++++ SOURCE RECORDS ++++
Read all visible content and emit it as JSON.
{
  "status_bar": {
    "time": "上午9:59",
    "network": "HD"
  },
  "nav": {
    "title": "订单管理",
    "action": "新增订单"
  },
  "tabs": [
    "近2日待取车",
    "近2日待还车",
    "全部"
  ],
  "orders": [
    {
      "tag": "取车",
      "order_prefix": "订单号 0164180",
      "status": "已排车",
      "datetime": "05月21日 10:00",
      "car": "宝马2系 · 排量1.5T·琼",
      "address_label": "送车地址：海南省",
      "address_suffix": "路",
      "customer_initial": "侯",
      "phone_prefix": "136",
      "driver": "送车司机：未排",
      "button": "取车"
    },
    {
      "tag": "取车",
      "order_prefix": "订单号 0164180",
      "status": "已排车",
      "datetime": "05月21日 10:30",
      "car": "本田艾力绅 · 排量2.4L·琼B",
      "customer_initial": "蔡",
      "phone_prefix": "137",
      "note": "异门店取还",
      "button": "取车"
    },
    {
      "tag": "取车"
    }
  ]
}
++++
**EXERCISE OBJECTIVE:** Recopy the entries above exactly, with every line included.

**RESULT OF THE TASK:**
Read all visible content and emit it as JSON.
{
  "status_bar": {
    "time": "上午9:59",
    "network": "HD"
  },
  "nav": {
    "title": "订单管理",
    "action": "新增订单"
  },
  "tabs": [
    "近2日待取车",
    "近2日待还车",
    "全部"
  ],
  "orders": [
    {
      "tag": "取车",
      "order_prefix": "订单号 0164180",
      "status": "已排车",
      "datetime": "05月21日 10:00",
      "car": "宝马2系 · 排量1.5T·琼",
      "address_label": "送车地址：海南省",
      "address_suffix": "路",
      "customer_initial": "侯",
      "phone_prefix": "136",
      "driver": "送车司机：未排",
      "button": "取车"
    },
    {
      "tag": "取车",
      "order_prefix": "订单号 0164180",
      "status": "已排车",
      "datetime": "05月21日 10:30",
      "car": "本田艾力绅 · 排量2.4L·琼B",
      "customer_initial": "蔡",
      "phone_prefix": "137",
      "note": "异门店取还",
      "button": "取车"
    },
    {
      "tag": "取车"
    }
  ]
}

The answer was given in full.